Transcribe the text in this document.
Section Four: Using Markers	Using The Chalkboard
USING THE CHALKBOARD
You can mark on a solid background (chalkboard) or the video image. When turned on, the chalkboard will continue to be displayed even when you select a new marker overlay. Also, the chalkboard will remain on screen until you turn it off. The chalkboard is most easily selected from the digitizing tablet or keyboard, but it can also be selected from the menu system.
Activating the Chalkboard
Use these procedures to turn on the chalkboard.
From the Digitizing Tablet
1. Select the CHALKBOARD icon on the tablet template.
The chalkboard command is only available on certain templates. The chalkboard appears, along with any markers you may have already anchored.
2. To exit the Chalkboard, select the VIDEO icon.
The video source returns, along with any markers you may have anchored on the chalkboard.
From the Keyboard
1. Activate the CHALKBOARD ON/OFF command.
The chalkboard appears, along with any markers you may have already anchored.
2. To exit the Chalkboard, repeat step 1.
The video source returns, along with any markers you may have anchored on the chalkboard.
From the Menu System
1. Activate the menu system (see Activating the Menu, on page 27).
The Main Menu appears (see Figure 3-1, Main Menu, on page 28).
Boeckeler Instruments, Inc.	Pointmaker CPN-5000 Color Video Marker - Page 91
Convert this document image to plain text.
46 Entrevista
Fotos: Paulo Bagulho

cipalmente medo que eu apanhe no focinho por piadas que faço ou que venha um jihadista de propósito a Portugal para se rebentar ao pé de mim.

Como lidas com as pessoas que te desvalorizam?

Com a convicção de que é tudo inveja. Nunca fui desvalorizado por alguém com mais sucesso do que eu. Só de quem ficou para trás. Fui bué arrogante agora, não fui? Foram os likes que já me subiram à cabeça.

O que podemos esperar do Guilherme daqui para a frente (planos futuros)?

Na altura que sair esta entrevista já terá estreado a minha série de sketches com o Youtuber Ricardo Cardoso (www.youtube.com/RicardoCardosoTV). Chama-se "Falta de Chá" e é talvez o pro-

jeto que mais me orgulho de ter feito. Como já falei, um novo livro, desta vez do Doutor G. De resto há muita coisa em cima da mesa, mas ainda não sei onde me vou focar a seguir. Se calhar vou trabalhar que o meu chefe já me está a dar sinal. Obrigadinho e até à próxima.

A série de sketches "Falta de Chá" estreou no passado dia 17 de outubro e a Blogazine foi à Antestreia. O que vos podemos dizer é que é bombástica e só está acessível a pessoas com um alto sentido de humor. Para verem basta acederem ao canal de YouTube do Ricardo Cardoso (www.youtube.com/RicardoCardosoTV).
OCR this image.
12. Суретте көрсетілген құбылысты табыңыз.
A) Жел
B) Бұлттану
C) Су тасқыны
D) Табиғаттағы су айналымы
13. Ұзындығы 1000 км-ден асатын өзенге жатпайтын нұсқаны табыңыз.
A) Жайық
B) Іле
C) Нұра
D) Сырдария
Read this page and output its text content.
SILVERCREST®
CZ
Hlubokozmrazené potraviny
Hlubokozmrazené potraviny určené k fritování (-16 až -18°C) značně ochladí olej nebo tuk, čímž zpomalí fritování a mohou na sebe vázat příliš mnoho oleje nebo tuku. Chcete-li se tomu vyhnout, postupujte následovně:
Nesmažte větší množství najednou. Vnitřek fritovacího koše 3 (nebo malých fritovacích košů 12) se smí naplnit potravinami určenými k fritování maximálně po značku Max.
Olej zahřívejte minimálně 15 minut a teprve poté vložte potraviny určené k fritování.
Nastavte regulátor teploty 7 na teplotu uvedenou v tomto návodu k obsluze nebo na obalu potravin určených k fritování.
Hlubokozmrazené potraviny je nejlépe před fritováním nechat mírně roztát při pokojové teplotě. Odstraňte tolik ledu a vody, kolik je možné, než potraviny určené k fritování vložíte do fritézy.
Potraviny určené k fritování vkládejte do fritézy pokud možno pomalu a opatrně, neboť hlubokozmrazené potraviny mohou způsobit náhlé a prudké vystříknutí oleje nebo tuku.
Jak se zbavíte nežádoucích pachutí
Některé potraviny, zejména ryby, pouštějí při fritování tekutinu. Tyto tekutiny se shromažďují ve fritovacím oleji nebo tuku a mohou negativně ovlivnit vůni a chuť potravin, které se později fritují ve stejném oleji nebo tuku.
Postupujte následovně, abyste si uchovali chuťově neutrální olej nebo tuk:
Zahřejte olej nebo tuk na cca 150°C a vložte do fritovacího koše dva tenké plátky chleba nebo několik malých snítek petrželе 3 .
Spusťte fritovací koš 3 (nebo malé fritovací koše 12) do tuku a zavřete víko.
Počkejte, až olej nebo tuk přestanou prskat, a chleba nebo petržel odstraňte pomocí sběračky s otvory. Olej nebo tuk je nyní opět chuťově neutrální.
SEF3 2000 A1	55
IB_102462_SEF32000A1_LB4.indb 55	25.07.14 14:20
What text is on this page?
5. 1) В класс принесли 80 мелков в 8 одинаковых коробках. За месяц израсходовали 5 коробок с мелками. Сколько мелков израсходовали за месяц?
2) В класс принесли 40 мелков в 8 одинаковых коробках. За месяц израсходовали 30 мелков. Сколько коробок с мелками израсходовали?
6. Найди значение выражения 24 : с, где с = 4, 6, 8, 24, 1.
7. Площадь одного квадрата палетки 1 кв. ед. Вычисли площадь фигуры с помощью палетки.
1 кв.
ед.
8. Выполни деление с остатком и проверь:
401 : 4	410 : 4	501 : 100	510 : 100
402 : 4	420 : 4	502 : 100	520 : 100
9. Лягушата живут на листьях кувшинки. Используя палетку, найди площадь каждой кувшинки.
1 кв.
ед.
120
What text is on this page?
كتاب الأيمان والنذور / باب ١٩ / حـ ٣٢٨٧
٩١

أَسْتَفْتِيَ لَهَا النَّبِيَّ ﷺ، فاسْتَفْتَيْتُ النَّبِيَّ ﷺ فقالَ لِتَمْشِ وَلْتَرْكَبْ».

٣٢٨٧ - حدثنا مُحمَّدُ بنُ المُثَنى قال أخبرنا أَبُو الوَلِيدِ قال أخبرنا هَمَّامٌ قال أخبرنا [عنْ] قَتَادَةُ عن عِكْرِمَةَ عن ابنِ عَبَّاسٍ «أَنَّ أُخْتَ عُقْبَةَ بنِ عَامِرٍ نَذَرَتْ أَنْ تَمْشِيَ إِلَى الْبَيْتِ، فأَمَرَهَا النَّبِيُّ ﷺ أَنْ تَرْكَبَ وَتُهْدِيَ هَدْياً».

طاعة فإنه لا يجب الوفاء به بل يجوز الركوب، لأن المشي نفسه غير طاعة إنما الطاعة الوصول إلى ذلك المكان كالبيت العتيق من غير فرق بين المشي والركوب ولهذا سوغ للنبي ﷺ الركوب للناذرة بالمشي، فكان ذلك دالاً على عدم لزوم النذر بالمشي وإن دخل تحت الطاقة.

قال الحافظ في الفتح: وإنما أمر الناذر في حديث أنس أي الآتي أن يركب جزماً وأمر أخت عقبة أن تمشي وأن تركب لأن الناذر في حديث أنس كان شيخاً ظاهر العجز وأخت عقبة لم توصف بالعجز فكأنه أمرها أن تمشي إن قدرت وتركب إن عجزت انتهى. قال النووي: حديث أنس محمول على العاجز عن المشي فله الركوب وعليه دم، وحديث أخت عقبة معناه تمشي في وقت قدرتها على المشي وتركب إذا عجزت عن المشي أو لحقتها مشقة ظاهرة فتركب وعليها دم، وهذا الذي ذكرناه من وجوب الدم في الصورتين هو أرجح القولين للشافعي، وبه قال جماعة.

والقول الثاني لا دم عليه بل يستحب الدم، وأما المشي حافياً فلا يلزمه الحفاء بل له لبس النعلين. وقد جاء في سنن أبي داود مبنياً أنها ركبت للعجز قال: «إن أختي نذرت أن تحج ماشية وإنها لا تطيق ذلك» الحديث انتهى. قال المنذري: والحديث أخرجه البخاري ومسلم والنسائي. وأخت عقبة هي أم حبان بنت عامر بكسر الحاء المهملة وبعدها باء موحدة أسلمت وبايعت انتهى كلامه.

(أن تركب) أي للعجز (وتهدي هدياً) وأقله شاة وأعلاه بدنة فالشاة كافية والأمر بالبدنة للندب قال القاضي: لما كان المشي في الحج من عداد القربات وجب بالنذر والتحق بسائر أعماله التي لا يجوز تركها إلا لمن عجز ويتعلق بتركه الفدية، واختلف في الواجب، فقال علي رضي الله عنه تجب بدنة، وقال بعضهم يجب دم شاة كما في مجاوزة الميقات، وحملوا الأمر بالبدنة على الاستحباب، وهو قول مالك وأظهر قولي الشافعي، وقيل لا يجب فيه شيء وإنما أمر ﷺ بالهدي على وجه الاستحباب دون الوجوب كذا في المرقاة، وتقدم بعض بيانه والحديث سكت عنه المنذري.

· · · · ·

[Aim of the exercise]:
In the material above, find each line that contains the word "الركوب", and select it.

[Exercise output]:
طاعة فإنه لا يجب الوفاء به بل يجوز الركوب، لأن المشي نفسه غير طاعة إنما الطاعة الوصول إلى ذلك المكان كالبيت العتيق من غير فرق بين المشي والركوب ولهذا سوغ للنبي ﷺ الركوب للناذرة بالمشي، فكان ذلك دالاً على عدم لزوم النذر بالمشي وإن دخل تحت الطاقة.
قال الحافظ في الفتح: وإنما أمر الناذر في حديث أنس أي الآتي أن يركب جزماً وأمر أخت عقبة أن تمشي وأن تركب لأن الناذر في حديث أنس كان شيخاً ظاهر العجز وأخت عقبة لم توصف بالعجز فكأنه أمرها أن تمشي إن قدرت وتركب إن عجزت انتهى. قال النووي: حديث أنس محمول على العاجز عن المشي فله الركوب وعليه دم، وحديث أخت عقبة معناه تمشي في وقت قدرتها على المشي وتركب إذا عجزت عن المشي أو لحقتها مشقة ظاهرة فتركب وعليها دم، وهذا الذي ذكرناه من وجوب الدم في الصورتين هو أرجح القولين للشافعي، وبه قال جماعة.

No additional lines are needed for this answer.